### [REQUEST]
Write out the listing beneath this instruction in its entirety, exactly as it reads.

Dataset items:
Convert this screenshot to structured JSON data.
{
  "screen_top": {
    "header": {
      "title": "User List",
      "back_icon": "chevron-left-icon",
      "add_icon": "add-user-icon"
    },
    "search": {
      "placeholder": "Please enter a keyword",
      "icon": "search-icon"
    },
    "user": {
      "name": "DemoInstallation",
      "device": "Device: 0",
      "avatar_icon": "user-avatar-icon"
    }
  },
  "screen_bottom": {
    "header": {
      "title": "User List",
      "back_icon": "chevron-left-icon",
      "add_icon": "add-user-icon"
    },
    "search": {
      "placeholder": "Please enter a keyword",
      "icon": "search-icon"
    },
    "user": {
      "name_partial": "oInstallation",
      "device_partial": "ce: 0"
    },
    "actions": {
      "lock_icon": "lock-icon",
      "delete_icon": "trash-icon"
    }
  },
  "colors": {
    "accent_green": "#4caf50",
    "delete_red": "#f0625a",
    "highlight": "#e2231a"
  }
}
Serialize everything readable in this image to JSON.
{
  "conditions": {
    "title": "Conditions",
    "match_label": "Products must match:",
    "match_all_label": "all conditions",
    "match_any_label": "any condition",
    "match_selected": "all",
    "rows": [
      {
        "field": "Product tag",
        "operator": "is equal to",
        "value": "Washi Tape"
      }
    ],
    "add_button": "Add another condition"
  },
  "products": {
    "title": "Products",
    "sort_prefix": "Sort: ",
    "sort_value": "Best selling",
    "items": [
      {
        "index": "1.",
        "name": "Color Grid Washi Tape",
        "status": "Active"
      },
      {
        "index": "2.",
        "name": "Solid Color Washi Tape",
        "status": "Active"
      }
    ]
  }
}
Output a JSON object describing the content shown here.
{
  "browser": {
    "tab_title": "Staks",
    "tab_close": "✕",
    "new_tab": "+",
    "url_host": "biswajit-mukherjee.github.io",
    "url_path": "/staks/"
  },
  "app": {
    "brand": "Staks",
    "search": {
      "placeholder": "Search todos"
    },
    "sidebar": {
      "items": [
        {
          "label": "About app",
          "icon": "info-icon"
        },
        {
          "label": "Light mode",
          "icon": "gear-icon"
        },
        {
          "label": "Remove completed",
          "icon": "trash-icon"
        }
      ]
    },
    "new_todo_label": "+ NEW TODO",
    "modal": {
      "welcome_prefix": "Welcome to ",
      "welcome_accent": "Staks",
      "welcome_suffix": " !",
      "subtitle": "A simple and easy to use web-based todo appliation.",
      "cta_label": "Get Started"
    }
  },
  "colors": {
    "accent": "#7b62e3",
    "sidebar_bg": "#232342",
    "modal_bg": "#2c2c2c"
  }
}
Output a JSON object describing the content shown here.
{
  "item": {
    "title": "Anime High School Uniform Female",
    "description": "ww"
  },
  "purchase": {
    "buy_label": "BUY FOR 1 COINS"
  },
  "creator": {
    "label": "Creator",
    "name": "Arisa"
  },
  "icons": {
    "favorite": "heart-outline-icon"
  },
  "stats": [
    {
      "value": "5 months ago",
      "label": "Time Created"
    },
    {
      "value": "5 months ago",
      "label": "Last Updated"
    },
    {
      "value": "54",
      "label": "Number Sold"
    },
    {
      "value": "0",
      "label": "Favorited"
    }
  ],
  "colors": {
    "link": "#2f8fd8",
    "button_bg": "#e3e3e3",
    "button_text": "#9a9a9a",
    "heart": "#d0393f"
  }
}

### [RESULT OF THIS TASK]
Convert this screenshot to structured JSON data.
{
  "screen_top": {
    "header": {
      "title": "User List",
      "back_icon": "chevron-left-icon",
      "add_icon": "add-user-icon"
    },
    "search": {
      "placeholder": "Please enter a keyword",
      "icon": "search-icon"
    },
    "user": {
      "name": "DemoInstallation",
      "device": "Device: 0",
      "avatar_icon": "user-avatar-icon"
    }
  },
  "screen_bottom": {
    "header": {
      "title": "User List",
      "back_icon": "chevron-left-icon",
      "add_icon": "add-user-icon"
    },
    "search": {
      "placeholder": "Please enter a keyword",
      "icon": "search-icon"
    },
    "user": {
      "name_partial": "oInstallation",
      "device_partial": "ce: 0"
    },
    "actions": {
      "lock_icon": "lock-icon",
      "delete_icon": "trash-icon"
    }
  },
  "colors": {
    "accent_green": "#4caf50",
    "delete_red": "#f0625a",
    "highlight": "#e2231a"
  }
}
Serialize everything readable in this image to JSON.
{
  "conditions": {
    "title": "Conditions",
    "match_label": "Products must match:",
    "match_all_label": "all conditions",
    "match_any_label": "any condition",
    "match_selected": "all",
    "rows": [
      {
        "field": "Product tag",
        "operator": "is equal to",
        "value": "Washi Tape"
      }
    ],
    "add_button": "Add another condition"
  },
  "products": {
    "title": "Products",
    "sort_prefix": "Sort: ",
    "sort_value": "Best selling",
    "items": [
      {
        "index": "1.",
        "name": "Color Grid Washi Tape",
        "status": "Active"
      },
      {
        "index": "2.",
        "name": "Solid Color Washi Tape",
        "status": "Active"
      }
    ]
  }
}
Output a JSON object describing the content shown here.
{
  "browser": {
    "tab_title": "Staks",
    "tab_close": "✕",
    "new_tab": "+",
    "url_host": "biswajit-mukherjee.github.io",
    "url_path": "/staks/"
  },
  "app": {
    "brand": "Staks",
    "search": {
      "placeholder": "Search todos"
    },
    "sidebar": {
      "items": [
        {
          "label": "About app",
          "icon": "info-icon"
        },
        {
          "label": "Light mode",
          "icon": "gear-icon"
        },
        {
          "label": "Remove completed",
          "icon": "trash-icon"
        }
      ]
    },
    "new_todo_label": "+ NEW TODO",
    "modal": {
      "welcome_prefix": "Welcome to ",
      "welcome_accent": "Staks",
      "welcome_suffix": " !",
      "subtitle": "A simple and easy to use web-based todo appliation.",
      "cta_label": "Get Started"
    }
  },
  "colors": {
    "accent": "#7b62e3",
    "sidebar_bg": "#232342",
    "modal_bg": "#2c2c2c"
  }
}
Output a JSON object describing the content shown here.
{
  "item": {
    "title": "Anime High School Uniform Female",
    "description": "ww"
  },
  "purchase": {
    "buy_label": "BUY FOR 1 COINS"
  },
  "creator": {
    "label": "Creator",
    "name": "Arisa"
  },
  "icons": {
    "favorite": "heart-outline-icon"
  },
  "stats": [
    {
      "value": "5 months ago",
      "label": "Time Created"
    },
    {
      "value": "5 months ago",
      "label": "Last Updated"
    },
    {
      "value": "54",
      "label": "Number Sold"
    },
    {
      "value": "0",
      "label": "Favorited"
    }
  ],
  "colors": {
    "link": "#2f8fd8",
    "button_bg": "#e3e3e3",
    "button_text": "#9a9a9a",
    "heart": "#d0393f"
  }
}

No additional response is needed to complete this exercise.